**Work instructions:**
Tally the lines of the listing that contain the word "name", then give the total and nothing else.

Dataset entries on figures
----

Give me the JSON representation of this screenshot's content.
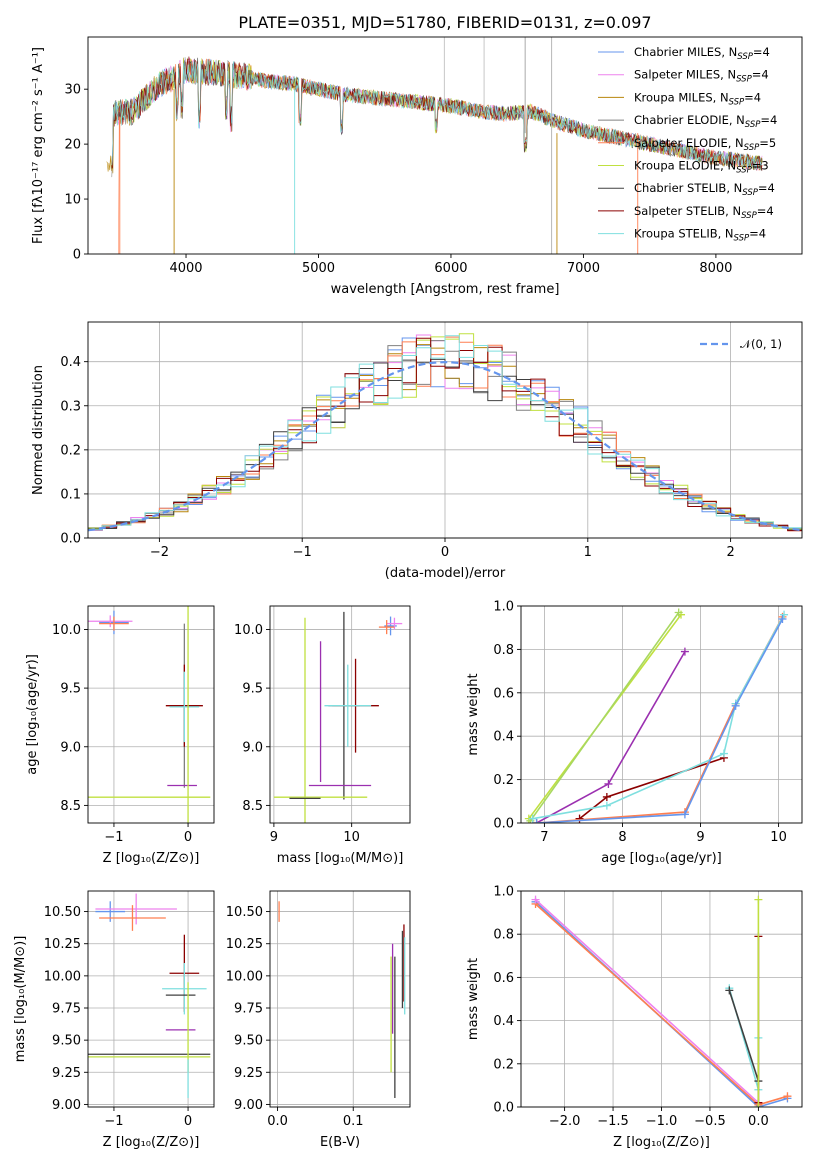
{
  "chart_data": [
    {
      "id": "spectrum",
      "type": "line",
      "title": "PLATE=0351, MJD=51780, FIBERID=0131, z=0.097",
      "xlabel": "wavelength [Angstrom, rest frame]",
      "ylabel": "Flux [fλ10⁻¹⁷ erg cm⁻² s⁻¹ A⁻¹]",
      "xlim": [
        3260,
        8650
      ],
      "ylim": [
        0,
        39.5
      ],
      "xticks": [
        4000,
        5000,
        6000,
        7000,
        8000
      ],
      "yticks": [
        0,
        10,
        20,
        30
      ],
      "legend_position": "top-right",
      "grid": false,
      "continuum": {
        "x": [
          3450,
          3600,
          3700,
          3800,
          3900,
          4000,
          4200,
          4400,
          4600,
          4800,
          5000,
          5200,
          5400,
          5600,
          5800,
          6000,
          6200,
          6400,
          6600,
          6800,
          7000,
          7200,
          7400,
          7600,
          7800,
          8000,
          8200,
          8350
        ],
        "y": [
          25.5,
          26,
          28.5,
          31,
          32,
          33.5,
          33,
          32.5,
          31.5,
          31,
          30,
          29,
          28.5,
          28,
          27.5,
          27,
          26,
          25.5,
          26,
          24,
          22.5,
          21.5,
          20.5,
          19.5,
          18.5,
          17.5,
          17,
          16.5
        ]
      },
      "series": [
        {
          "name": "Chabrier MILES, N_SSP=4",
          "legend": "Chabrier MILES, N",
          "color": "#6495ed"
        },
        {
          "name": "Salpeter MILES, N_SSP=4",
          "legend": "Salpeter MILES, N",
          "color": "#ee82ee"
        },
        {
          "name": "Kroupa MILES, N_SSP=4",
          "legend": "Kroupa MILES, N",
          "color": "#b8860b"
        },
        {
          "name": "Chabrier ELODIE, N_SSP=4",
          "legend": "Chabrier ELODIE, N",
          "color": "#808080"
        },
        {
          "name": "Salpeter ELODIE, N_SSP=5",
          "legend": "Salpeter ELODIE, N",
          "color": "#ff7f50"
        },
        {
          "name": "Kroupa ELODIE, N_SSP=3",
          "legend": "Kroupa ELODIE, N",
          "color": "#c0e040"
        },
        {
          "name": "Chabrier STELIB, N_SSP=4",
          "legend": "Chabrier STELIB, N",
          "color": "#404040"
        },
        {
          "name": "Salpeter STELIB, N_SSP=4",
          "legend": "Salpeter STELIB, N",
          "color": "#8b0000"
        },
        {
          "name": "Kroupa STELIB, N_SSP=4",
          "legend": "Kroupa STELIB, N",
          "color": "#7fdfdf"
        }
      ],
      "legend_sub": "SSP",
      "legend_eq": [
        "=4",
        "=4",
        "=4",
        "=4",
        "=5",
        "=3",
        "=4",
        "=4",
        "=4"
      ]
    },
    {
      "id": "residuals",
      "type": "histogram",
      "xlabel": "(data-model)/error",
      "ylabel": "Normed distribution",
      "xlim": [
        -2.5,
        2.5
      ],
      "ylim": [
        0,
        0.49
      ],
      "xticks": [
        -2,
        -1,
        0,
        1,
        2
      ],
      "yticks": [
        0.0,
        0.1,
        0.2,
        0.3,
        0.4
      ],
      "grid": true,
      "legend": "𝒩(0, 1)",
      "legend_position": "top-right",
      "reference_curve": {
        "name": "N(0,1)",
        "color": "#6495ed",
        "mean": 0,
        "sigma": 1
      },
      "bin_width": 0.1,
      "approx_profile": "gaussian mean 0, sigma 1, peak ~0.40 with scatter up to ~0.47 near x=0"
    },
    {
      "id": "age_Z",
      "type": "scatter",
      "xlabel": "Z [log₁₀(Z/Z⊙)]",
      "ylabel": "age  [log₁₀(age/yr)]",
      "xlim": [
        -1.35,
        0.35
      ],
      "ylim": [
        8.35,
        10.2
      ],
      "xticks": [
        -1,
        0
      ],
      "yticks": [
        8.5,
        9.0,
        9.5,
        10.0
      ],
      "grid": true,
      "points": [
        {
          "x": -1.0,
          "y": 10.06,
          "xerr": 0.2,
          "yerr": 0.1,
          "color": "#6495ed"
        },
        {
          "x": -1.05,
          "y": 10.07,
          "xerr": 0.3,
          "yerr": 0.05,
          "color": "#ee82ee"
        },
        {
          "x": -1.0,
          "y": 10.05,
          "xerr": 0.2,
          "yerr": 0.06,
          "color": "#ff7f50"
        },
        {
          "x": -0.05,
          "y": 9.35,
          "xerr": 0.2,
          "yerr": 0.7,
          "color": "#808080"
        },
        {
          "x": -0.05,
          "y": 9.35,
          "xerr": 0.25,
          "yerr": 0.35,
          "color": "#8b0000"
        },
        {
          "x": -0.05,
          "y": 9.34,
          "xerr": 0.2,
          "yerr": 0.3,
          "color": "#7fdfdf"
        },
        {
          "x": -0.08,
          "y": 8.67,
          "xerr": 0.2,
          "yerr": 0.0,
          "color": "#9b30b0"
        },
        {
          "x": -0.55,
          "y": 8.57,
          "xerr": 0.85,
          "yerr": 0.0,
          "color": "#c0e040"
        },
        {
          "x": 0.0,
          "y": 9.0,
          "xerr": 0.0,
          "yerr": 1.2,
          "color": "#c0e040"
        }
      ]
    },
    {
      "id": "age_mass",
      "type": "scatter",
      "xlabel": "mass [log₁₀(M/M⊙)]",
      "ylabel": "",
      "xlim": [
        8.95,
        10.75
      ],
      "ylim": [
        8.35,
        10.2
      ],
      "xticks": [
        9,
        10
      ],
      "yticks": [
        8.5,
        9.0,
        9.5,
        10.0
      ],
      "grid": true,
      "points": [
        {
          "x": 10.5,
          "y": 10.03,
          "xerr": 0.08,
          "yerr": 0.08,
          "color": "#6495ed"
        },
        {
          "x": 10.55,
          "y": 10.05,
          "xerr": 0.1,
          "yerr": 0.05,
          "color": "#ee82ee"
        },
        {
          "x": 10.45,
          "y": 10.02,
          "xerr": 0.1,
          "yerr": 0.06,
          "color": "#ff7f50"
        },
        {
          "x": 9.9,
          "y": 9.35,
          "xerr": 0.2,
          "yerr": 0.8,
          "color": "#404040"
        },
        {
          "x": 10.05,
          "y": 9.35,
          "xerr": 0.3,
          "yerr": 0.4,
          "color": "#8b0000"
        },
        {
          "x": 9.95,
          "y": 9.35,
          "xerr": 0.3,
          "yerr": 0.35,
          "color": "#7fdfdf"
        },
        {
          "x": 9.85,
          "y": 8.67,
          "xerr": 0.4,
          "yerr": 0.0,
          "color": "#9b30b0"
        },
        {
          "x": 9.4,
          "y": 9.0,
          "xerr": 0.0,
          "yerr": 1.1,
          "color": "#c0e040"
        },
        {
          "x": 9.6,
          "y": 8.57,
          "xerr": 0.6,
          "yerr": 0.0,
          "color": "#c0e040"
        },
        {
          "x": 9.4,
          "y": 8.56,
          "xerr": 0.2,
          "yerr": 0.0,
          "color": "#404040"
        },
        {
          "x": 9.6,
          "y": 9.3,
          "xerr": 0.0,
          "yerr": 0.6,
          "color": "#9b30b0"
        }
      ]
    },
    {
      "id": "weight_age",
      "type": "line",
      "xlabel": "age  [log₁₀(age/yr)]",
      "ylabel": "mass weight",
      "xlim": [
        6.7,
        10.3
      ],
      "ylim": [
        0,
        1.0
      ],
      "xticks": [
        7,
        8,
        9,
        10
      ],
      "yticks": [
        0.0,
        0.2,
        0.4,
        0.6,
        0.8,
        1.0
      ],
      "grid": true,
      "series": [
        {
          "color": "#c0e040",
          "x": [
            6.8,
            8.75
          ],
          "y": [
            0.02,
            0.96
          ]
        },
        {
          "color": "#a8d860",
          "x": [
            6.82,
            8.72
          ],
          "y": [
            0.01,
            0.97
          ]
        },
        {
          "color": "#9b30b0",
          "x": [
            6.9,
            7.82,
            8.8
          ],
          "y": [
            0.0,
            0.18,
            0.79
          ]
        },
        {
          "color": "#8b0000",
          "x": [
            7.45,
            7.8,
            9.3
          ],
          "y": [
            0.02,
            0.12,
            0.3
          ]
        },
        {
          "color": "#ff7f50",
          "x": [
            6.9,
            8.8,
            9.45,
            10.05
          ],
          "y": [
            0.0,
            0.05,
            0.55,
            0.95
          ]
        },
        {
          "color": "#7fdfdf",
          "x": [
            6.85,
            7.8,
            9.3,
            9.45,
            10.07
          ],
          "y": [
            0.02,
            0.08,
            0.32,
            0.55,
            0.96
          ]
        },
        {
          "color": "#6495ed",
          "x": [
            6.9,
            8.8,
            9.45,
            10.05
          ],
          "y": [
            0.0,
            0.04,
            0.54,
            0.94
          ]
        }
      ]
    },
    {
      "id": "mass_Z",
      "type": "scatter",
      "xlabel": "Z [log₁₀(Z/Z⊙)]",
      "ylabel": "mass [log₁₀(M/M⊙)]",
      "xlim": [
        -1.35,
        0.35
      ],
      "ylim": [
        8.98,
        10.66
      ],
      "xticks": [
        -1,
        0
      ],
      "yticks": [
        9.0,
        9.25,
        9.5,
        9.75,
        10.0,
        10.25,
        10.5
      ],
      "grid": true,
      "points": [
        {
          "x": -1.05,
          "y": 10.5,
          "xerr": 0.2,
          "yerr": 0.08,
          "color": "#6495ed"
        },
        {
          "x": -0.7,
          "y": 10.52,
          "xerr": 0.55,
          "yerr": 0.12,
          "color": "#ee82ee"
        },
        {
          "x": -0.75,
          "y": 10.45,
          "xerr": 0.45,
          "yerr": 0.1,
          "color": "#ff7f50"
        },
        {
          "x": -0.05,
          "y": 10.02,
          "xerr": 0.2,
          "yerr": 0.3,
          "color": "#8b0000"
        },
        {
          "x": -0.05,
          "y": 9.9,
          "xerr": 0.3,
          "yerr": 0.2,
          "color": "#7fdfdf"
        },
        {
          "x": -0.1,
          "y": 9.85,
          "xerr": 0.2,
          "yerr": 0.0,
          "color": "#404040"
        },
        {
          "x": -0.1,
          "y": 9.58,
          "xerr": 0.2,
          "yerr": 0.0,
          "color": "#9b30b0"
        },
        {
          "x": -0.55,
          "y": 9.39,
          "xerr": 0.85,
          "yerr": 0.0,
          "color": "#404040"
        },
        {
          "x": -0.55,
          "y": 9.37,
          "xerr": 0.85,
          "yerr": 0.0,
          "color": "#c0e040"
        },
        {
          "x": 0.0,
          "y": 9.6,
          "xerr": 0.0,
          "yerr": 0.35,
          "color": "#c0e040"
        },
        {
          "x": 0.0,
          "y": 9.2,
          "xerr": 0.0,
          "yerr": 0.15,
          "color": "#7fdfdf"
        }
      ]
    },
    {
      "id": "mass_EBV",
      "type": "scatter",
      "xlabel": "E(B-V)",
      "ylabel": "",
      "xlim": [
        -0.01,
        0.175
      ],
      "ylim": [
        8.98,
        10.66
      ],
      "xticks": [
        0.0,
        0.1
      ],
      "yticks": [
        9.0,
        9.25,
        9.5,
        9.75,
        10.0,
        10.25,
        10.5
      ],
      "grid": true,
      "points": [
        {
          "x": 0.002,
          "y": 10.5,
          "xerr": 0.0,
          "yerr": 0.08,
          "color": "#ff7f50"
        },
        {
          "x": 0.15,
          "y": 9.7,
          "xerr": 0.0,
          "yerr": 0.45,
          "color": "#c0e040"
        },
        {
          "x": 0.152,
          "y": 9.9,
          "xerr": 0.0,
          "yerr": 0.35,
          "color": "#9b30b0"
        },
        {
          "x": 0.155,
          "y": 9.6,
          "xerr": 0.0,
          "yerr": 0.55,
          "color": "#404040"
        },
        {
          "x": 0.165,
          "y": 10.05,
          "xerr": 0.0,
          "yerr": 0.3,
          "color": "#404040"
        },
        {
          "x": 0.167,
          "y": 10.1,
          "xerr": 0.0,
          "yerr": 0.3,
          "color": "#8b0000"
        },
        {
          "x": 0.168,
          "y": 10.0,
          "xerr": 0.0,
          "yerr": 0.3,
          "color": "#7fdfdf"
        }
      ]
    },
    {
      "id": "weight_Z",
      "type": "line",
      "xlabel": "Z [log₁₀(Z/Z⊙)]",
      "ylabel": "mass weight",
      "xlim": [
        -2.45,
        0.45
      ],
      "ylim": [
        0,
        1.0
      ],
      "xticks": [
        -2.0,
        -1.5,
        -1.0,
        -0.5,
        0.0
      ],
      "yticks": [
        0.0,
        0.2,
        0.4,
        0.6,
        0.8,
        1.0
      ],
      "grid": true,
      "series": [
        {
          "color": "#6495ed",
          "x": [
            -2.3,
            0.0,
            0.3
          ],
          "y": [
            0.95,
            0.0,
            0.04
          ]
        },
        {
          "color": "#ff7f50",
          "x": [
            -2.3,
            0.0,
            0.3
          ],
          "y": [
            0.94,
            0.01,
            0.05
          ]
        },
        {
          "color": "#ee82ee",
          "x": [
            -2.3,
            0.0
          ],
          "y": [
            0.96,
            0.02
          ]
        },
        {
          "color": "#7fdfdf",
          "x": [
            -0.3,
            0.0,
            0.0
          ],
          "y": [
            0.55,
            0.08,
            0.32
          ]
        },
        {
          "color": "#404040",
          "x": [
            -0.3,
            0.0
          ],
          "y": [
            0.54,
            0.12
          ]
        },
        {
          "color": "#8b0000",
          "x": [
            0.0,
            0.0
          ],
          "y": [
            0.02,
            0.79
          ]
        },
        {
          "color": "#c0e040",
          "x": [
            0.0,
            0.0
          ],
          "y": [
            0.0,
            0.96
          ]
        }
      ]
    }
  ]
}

----

**Result:**
10